(DESCRIPTION OF THE TASK) Repeat the lines that follow, leaving nothing out.

● ● ● ●

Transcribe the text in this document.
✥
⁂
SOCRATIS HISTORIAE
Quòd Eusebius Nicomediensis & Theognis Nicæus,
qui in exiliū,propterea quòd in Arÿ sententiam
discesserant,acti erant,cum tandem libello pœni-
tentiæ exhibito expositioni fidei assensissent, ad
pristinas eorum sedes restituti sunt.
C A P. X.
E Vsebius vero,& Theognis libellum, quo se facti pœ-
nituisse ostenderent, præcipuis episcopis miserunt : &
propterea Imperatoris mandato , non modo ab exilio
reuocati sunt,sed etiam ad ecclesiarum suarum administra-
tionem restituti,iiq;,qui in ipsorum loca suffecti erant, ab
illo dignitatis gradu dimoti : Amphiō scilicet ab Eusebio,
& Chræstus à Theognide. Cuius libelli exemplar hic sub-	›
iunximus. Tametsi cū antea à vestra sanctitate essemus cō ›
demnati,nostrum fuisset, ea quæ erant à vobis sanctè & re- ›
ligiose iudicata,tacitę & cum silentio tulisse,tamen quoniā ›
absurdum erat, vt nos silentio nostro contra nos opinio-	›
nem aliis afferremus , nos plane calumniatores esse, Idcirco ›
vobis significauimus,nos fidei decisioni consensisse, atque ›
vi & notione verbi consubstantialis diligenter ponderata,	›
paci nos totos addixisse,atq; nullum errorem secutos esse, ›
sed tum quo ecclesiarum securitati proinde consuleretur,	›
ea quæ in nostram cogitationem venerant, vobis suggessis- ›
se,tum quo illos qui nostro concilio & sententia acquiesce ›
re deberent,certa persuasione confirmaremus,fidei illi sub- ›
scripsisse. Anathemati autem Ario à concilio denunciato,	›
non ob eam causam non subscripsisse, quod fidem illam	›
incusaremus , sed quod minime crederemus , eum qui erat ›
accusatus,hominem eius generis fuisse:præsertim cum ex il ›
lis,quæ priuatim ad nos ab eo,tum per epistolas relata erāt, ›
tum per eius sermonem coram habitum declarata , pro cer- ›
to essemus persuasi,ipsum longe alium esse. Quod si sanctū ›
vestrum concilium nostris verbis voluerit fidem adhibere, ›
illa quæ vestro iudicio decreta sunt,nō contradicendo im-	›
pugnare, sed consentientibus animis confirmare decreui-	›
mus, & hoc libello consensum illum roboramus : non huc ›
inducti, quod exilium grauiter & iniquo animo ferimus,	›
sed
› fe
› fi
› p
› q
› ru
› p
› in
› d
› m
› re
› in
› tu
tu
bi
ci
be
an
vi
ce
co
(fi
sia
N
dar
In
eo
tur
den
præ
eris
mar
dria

● ● ● ●

(RESULT OF THIS EXERCISE)
Transcribe the text in this document.
✥
⁂
SOCRATIS HISTORIAE
Quòd Eusebius Nicomediensis & Theognis Nicæus,
qui in exiliū,propterea quòd in Arÿ sententiam
discesserant,acti erant,cum tandem libello pœni-
tentiæ exhibito expositioni fidei assensissent, ad
pristinas eorum sedes restituti sunt.
C A P. X.
E Vsebius vero,& Theognis libellum, quo se facti pœ-
nituisse ostenderent, præcipuis episcopis miserunt : &
propterea Imperatoris mandato , non modo ab exilio
reuocati sunt,sed etiam ad ecclesiarum suarum administra-
tionem restituti,iiq;,qui in ipsorum loca suffecti erant, ab
illo dignitatis gradu dimoti : Amphiō scilicet ab Eusebio,
& Chræstus à Theognide. Cuius libelli exemplar hic sub-	›
iunximus. Tametsi cū antea à vestra sanctitate essemus cō ›
demnati,nostrum fuisset, ea quæ erant à vobis sanctè & re- ›
ligiose iudicata,tacitę & cum silentio tulisse,tamen quoniā ›
absurdum erat, vt nos silentio nostro contra nos opinio-	›
nem aliis afferremus , nos plane calumniatores esse, Idcirco ›
vobis significauimus,nos fidei decisioni consensisse, atque ›
vi & notione verbi consubstantialis diligenter ponderata,	›
paci nos totos addixisse,atq; nullum errorem secutos esse, ›
sed tum quo ecclesiarum securitati proinde consuleretur,	›
ea quæ in nostram cogitationem venerant, vobis suggessis- ›
se,tum quo illos qui nostro concilio & sententia acquiesce ›
re deberent,certa persuasione confirmaremus,fidei illi sub- ›
scripsisse. Anathemati autem Ario à concilio denunciato,	›
non ob eam causam non subscripsisse, quod fidem illam	›
incusaremus , sed quod minime crederemus , eum qui erat ›
accusatus,hominem eius generis fuisse:præsertim cum ex il ›
lis,quæ priuatim ad nos ab eo,tum per epistolas relata erāt, ›
tum per eius sermonem coram habitum declarata , pro cer- ›
to essemus persuasi,ipsum longe alium esse. Quod si sanctū ›
vestrum concilium nostris verbis voluerit fidem adhibere, ›
illa quæ vestro iudicio decreta sunt,nō contradicendo im-	›
pugnare, sed consentientibus animis confirmare decreui-	›
mus, & hoc libello consensum illum roboramus : non huc ›
inducti, quod exilium grauiter & iniquo animo ferimus,	›
sed
› fe
› fi
› p
› q
› ru
› p
› in
› d
› m
› re
› in
› tu
tu
bi
ci
be
an
vi
ce
co
(fi
sia
N
dar
In
eo
tur
den
præ
eris
mar
dria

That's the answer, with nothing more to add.